--- start of EXERCISE INPUTS ---

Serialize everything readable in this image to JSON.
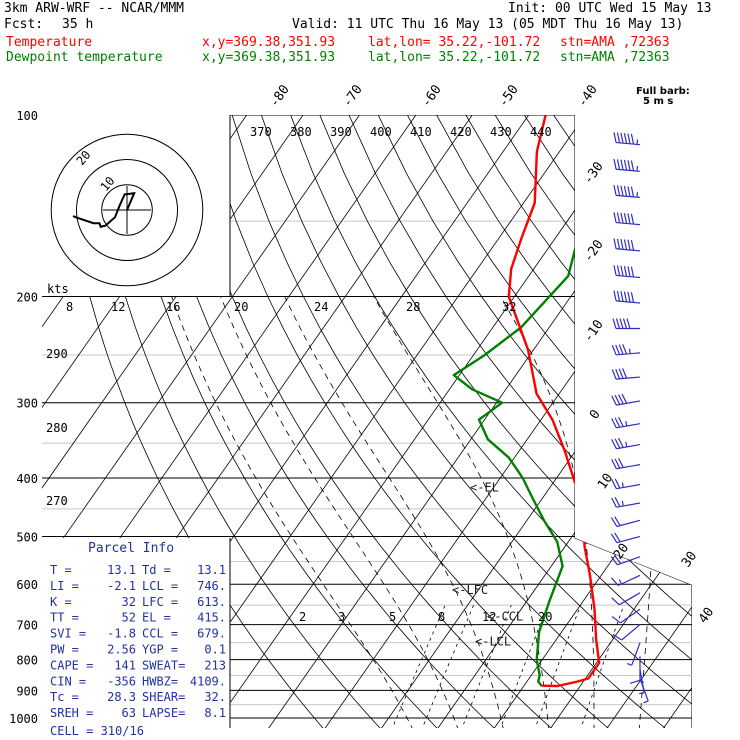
{
  "header": {
    "model": "3km ARW-WRF -- NCAR/MMM",
    "init": "Init: 00 UTC Wed 15 May 13",
    "fcst_label": "Fcst:",
    "fcst_value": "35 h",
    "valid": "Valid: 11 UTC Thu 16 May 13 (05 MDT Thu 16 May 13)",
    "rows": [
      {
        "field": "Temperature",
        "xy": "x,y=369.38,351.93",
        "latlon": "lat,lon= 35.22,-101.72",
        "stn": "stn=AMA ,72363"
      },
      {
        "field": "Dewpoint temperature",
        "xy": "x,y=369.38,351.93",
        "latlon": "lat,lon= 35.22,-101.72",
        "stn": "stn=AMA ,72363"
      }
    ]
  },
  "colors": {
    "temperature": "#ff0000",
    "dewpoint": "#008000",
    "wind": "#3030c0",
    "hodograph": "#000000"
  },
  "wind_key": {
    "line1": "Full barb:",
    "line2": "5 m s"
  },
  "pressure_labels": [
    "100",
    "200",
    "300",
    "400",
    "500",
    "600",
    "700",
    "800",
    "900",
    "1000"
  ],
  "theta_labels": [
    "370",
    "380",
    "390",
    "400",
    "410",
    "420",
    "430",
    "440"
  ],
  "isotherm_labels": [
    "-80",
    "-70",
    "-60",
    "-50",
    "-40",
    "-30",
    "-20",
    "-10",
    "0",
    "10",
    "20",
    "30",
    "40"
  ],
  "mixing_ratio_labels": [
    "2",
    "3",
    "5",
    "8",
    "12",
    "20"
  ],
  "level_markers": [
    "<-EL",
    "<-LFC",
    "<-CCL",
    "<-LCL"
  ],
  "hodo": {
    "units": "kts",
    "ring_labels": [
      "10",
      "20"
    ],
    "scale_labels": [
      "8",
      "12",
      "16",
      "20",
      "24",
      "28",
      "32"
    ],
    "side_labels": [
      "290",
      "280",
      "270"
    ]
  },
  "parcel_info": {
    "title": "Parcel Info",
    "rows": [
      [
        "T  =",
        "13.1",
        "Td  =",
        "13.1"
      ],
      [
        "LI =",
        "-2.1",
        "LCL =",
        "746."
      ],
      [
        "K  =",
        "32",
        "LFC =",
        "613."
      ],
      [
        "TT =",
        "52",
        "EL  =",
        "415."
      ],
      [
        "SVI =",
        "-1.8",
        "CCL =",
        "679."
      ],
      [
        "PW =",
        "2.56",
        "YGP =",
        "0.1"
      ],
      [
        "CAPE =",
        "141",
        "SWEAT=",
        "213"
      ],
      [
        "CIN =",
        "-356",
        "HWBZ=",
        "4109."
      ],
      [
        "Tc =",
        "28.3",
        "SHEAR=",
        "32."
      ],
      [
        "SREH =",
        "63",
        "LAPSE=",
        "8.1"
      ]
    ],
    "cell": "CELL = 310/16"
  },
  "chart_data": {
    "type": "line",
    "title": "",
    "xlabel": "",
    "ylabel": "",
    "y_units": "hPa",
    "y_scale": "log-pressure",
    "ylim": [
      1000,
      100
    ],
    "grid": true,
    "series": [
      {
        "name": "Temperature",
        "points": [
          [
            884,
            13.1
          ],
          [
            885,
            16
          ],
          [
            870,
            19
          ],
          [
            860,
            20.5
          ],
          [
            810,
            20.5
          ],
          [
            740,
            17
          ],
          [
            660,
            13
          ],
          [
            580,
            8
          ],
          [
            520,
            3.5
          ],
          [
            470,
            0
          ],
          [
            435,
            -3
          ],
          [
            400,
            -7
          ],
          [
            360,
            -12
          ],
          [
            320,
            -18
          ],
          [
            290,
            -24
          ],
          [
            245,
            -31
          ],
          [
            200,
            -41
          ],
          [
            180,
            -44
          ],
          [
            160,
            -46
          ],
          [
            140,
            -48
          ],
          [
            115,
            -54
          ],
          [
            100,
            -57
          ]
        ]
      },
      {
        "name": "Dewpoint temperature",
        "points": [
          [
            884,
            13.1
          ],
          [
            870,
            12
          ],
          [
            850,
            11.5
          ],
          [
            800,
            9
          ],
          [
            720,
            6
          ],
          [
            640,
            4
          ],
          [
            560,
            2
          ],
          [
            510,
            -2
          ],
          [
            470,
            -7
          ],
          [
            430,
            -12
          ],
          [
            400,
            -16
          ],
          [
            370,
            -21
          ],
          [
            345,
            -27
          ],
          [
            320,
            -31
          ],
          [
            300,
            -29
          ],
          [
            285,
            -36
          ],
          [
            270,
            -41
          ],
          [
            250,
            -38
          ],
          [
            225,
            -35
          ],
          [
            185,
            -33
          ],
          [
            160,
            -36
          ],
          [
            140,
            -35
          ],
          [
            125,
            -31
          ],
          [
            110,
            -29
          ],
          [
            100,
            -29
          ]
        ]
      }
    ],
    "markers": [
      {
        "label": "<-EL",
        "p": 415
      },
      {
        "label": "<-LFC",
        "p": 613
      },
      {
        "label": "<-CCL",
        "p": 679
      },
      {
        "label": "<-LCL",
        "p": 746
      }
    ],
    "wind": [
      {
        "p": 112,
        "dir": 275,
        "spd": 34
      },
      {
        "p": 124,
        "dir": 275,
        "spd": 34
      },
      {
        "p": 137,
        "dir": 275,
        "spd": 34
      },
      {
        "p": 152,
        "dir": 275,
        "spd": 32
      },
      {
        "p": 168,
        "dir": 275,
        "spd": 32
      },
      {
        "p": 186,
        "dir": 275,
        "spd": 32
      },
      {
        "p": 205,
        "dir": 275,
        "spd": 30
      },
      {
        "p": 226,
        "dir": 270,
        "spd": 27
      },
      {
        "p": 248,
        "dir": 265,
        "spd": 23
      },
      {
        "p": 272,
        "dir": 265,
        "spd": 22
      },
      {
        "p": 298,
        "dir": 260,
        "spd": 20
      },
      {
        "p": 325,
        "dir": 260,
        "spd": 19
      },
      {
        "p": 352,
        "dir": 260,
        "spd": 18
      },
      {
        "p": 380,
        "dir": 260,
        "spd": 15
      },
      {
        "p": 410,
        "dir": 260,
        "spd": 14
      },
      {
        "p": 440,
        "dir": 260,
        "spd": 13
      },
      {
        "p": 470,
        "dir": 255,
        "spd": 12
      },
      {
        "p": 500,
        "dir": 255,
        "spd": 12
      },
      {
        "p": 540,
        "dir": 250,
        "spd": 10
      },
      {
        "p": 580,
        "dir": 245,
        "spd": 9
      },
      {
        "p": 620,
        "dir": 240,
        "spd": 7
      },
      {
        "p": 660,
        "dir": 235,
        "spd": 6
      },
      {
        "p": 700,
        "dir": 230,
        "spd": 5
      },
      {
        "p": 750,
        "dir": 200,
        "spd": 4
      },
      {
        "p": 790,
        "dir": 180,
        "spd": 6
      },
      {
        "p": 830,
        "dir": 170,
        "spd": 4
      },
      {
        "p": 860,
        "dir": 160,
        "spd": 3
      }
    ],
    "hodograph": [
      [
        0,
        0
      ],
      [
        -14,
        6
      ],
      [
        -13,
        -2
      ],
      [
        -4,
        -6
      ],
      [
        6,
        -10
      ],
      [
        13,
        -18
      ],
      [
        14,
        -22
      ],
      [
        11,
        -23
      ],
      [
        11,
        -28
      ],
      [
        6,
        -43
      ],
      [
        5,
        -45
      ]
    ]
  }
}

--- end of EXERCISE INPUTS ---

### REQUIRED TASK
Reproduce the whole listing exactly, but not the images in it.

### SOLUTION
Serialize everything readable in this image to JSON.
{
  "header": {
    "model": "3km ARW-WRF -- NCAR/MMM",
    "init": "Init: 00 UTC Wed 15 May 13",
    "fcst_label": "Fcst:",
    "fcst_value": "35 h",
    "valid": "Valid: 11 UTC Thu 16 May 13 (05 MDT Thu 16 May 13)",
    "rows": [
      {
        "field": "Temperature",
        "xy": "x,y=369.38,351.93",
        "latlon": "lat,lon= 35.22,-101.72",
        "stn": "stn=AMA ,72363"
      },
      {
        "field": "Dewpoint temperature",
        "xy": "x,y=369.38,351.93",
        "latlon": "lat,lon= 35.22,-101.72",
        "stn": "stn=AMA ,72363"
      }
    ]
  },
  "colors": {
    "temperature": "#ff0000",
    "dewpoint": "#008000",
    "wind": "#3030c0",
    "hodograph": "#000000"
  },
  "wind_key": {
    "line1": "Full barb:",
    "line2": "5 m s"
  },
  "pressure_labels": [
    "100",
    "200",
    "300",
    "400",
    "500",
    "600",
    "700",
    "800",
    "900",
    "1000"
  ],
  "theta_labels": [
    "370",
    "380",
    "390",
    "400",
    "410",
    "420",
    "430",
    "440"
  ],
  "isotherm_labels": [
    "-80",
    "-70",
    "-60",
    "-50",
    "-40",
    "-30",
    "-20",
    "-10",
    "0",
    "10",
    "20",
    "30",
    "40"
  ],
  "mixing_ratio_labels": [
    "2",
    "3",
    "5",
    "8",
    "12",
    "20"
  ],
  "level_markers": [
    "<-EL",
    "<-LFC",
    "<-CCL",
    "<-LCL"
  ],
  "hodo": {
    "units": "kts",
    "ring_labels": [
      "10",
      "20"
    ],
    "scale_labels": [
      "8",
      "12",
      "16",
      "20",
      "24",
      "28",
      "32"
    ],
    "side_labels": [
      "290",
      "280",
      "270"
    ]
  },
  "parcel_info": {
    "title": "Parcel Info",
    "rows": [
      [
        "T  =",
        "13.1",
        "Td  =",
        "13.1"
      ],
      [
        "LI =",
        "-2.1",
        "LCL =",
        "746."
      ],
      [
        "K  =",
        "32",
        "LFC =",
        "613."
      ],
      [
        "TT =",
        "52",
        "EL  =",
        "415."
      ],
      [
        "SVI =",
        "-1.8",
        "CCL =",
        "679."
      ],
      [
        "PW =",
        "2.56",
        "YGP =",
        "0.1"
      ],
      [
        "CAPE =",
        "141",
        "SWEAT=",
        "213"
      ],
      [
        "CIN =",
        "-356",
        "HWBZ=",
        "4109."
      ],
      [
        "Tc =",
        "28.3",
        "SHEAR=",
        "32."
      ],
      [
        "SREH =",
        "63",
        "LAPSE=",
        "8.1"
      ]
    ],
    "cell": "CELL = 310/16"
  },
  "chart_data": {
    "type": "line",
    "title": "",
    "xlabel": "",
    "ylabel": "",
    "y_units": "hPa",
    "y_scale": "log-pressure",
    "ylim": [
      1000,
      100
    ],
    "grid": true,
    "series": [
      {
        "name": "Temperature",
        "points": [
          [
            884,
            13.1
          ],
          [
            885,
            16
          ],
          [
            870,
            19
          ],
          [
            860,
            20.5
          ],
          [
            810,
            20.5
          ],
          [
            740,
            17
          ],
          [
            660,
            13
          ],
          [
            580,
            8
          ],
          [
            520,
            3.5
          ],
          [
            470,
            0
          ],
          [
            435,
            -3
          ],
          [
            400,
            -7
          ],
          [
            360,
            -12
          ],
          [
            320,
            -18
          ],
          [
            290,
            -24
          ],
          [
            245,
            -31
          ],
          [
            200,
            -41
          ],
          [
            180,
            -44
          ],
          [
            160,
            -46
          ],
          [
            140,
            -48
          ],
          [
            115,
            -54
          ],
          [
            100,
            -57
          ]
        ]
      },
      {
        "name": "Dewpoint temperature",
        "points": [
          [
            884,
            13.1
          ],
          [
            870,
            12
          ],
          [
            850,
            11.5
          ],
          [
            800,
            9
          ],
          [
            720,
            6
          ],
          [
            640,
            4
          ],
          [
            560,
            2
          ],
          [
            510,
            -2
          ],
          [
            470,
            -7
          ],
          [
            430,
            -12
          ],
          [
            400,
            -16
          ],
          [
            370,
            -21
          ],
          [
            345,
            -27
          ],
          [
            320,
            -31
          ],
          [
            300,
            -29
          ],
          [
            285,
            -36
          ],
          [
            270,
            -41
          ],
          [
            250,
            -38
          ],
          [
            225,
            -35
          ],
          [
            185,
            -33
          ],
          [
            160,
            -36
          ],
          [
            140,
            -35
          ],
          [
            125,
            -31
          ],
          [
            110,
            -29
          ],
          [
            100,
            -29
          ]
        ]
      }
    ],
    "markers": [
      {
        "label": "<-EL",
        "p": 415
      },
      {
        "label": "<-LFC",
        "p": 613
      },
      {
        "label": "<-CCL",
        "p": 679
      },
      {
        "label": "<-LCL",
        "p": 746
      }
    ],
    "wind": [
      {
        "p": 112,
        "dir": 275,
        "spd": 34
      },
      {
        "p": 124,
        "dir": 275,
        "spd": 34
      },
      {
        "p": 137,
        "dir": 275,
        "spd": 34
      },
      {
        "p": 152,
        "dir": 275,
        "spd": 32
      },
      {
        "p": 168,
        "dir": 275,
        "spd": 32
      },
      {
        "p": 186,
        "dir": 275,
        "spd": 32
      },
      {
        "p": 205,
        "dir": 275,
        "spd": 30
      },
      {
        "p": 226,
        "dir": 270,
        "spd": 27
      },
      {
        "p": 248,
        "dir": 265,
        "spd": 23
      },
      {
        "p": 272,
        "dir": 265,
        "spd": 22
      },
      {
        "p": 298,
        "dir": 260,
        "spd": 20
      },
      {
        "p": 325,
        "dir": 260,
        "spd": 19
      },
      {
        "p": 352,
        "dir": 260,
        "spd": 18
      },
      {
        "p": 380,
        "dir": 260,
        "spd": 15
      },
      {
        "p": 410,
        "dir": 260,
        "spd": 14
      },
      {
        "p": 440,
        "dir": 260,
        "spd": 13
      },
      {
        "p": 470,
        "dir": 255,
        "spd": 12
      },
      {
        "p": 500,
        "dir": 255,
        "spd": 12
      },
      {
        "p": 540,
        "dir": 250,
        "spd": 10
      },
      {
        "p": 580,
        "dir": 245,
        "spd": 9
      },
      {
        "p": 620,
        "dir": 240,
        "spd": 7
      },
      {
        "p": 660,
        "dir": 235,
        "spd": 6
      },
      {
        "p": 700,
        "dir": 230,
        "spd": 5
      },
      {
        "p": 750,
        "dir": 200,
        "spd": 4
      },
      {
        "p": 790,
        "dir": 180,
        "spd": 6
      },
      {
        "p": 830,
        "dir": 170,
        "spd": 4
      },
      {
        "p": 860,
        "dir": 160,
        "spd": 3
      }
    ],
    "hodograph": [
      [
        0,
        0
      ],
      [
        -14,
        6
      ],
      [
        -13,
        -2
      ],
      [
        -4,
        -6
      ],
      [
        6,
        -10
      ],
      [
        13,
        -18
      ],
      [
        14,
        -22
      ],
      [
        11,
        -23
      ],
      [
        11,
        -28
      ],
      [
        6,
        -43
      ],
      [
        5,
        -45
      ]
    ]
  }
}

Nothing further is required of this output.